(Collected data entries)
· · · ·
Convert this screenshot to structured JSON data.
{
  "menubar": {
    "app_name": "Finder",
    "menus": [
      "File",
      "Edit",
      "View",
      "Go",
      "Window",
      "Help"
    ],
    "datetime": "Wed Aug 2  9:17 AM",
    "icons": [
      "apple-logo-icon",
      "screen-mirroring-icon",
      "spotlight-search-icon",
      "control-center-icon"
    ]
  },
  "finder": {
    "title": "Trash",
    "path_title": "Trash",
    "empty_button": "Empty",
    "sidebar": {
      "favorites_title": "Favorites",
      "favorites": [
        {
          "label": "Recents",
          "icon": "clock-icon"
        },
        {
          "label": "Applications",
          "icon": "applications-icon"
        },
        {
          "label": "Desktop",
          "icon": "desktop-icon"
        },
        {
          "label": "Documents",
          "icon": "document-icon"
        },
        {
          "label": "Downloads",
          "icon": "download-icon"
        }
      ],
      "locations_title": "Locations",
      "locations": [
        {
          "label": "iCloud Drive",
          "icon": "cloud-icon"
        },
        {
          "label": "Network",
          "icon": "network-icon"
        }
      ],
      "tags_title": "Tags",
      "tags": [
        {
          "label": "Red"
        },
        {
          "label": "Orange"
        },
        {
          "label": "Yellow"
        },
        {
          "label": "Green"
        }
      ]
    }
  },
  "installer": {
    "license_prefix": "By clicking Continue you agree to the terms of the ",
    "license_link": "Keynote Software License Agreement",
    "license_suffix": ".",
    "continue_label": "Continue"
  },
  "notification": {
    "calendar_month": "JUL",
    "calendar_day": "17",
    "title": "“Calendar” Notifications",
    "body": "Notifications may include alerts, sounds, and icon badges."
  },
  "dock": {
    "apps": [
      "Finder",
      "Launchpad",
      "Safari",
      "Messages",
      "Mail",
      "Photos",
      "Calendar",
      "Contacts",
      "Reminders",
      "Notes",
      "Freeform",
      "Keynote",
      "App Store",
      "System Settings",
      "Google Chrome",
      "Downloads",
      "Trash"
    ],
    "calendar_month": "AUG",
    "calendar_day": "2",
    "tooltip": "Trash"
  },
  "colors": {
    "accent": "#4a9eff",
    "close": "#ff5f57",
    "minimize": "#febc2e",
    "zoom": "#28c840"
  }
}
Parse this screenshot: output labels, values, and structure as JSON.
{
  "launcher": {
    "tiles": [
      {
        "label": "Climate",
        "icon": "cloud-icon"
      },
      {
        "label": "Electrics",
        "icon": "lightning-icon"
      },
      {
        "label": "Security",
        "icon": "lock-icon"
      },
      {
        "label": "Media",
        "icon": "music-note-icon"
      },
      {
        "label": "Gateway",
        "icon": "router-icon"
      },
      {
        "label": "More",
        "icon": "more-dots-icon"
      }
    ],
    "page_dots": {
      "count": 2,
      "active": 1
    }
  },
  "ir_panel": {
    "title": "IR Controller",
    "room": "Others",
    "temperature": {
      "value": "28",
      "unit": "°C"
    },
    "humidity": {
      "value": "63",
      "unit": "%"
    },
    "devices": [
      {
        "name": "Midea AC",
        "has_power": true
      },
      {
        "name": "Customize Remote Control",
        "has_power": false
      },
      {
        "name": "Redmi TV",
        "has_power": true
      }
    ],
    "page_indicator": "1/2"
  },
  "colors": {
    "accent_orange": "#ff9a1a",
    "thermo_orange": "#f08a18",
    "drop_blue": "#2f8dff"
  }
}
· · · ·
Find every line that holds "JSON" and copy it.

Convert this screenshot to structured JSON data.
Parse this screenshot: output labels, values, and structure as JSON.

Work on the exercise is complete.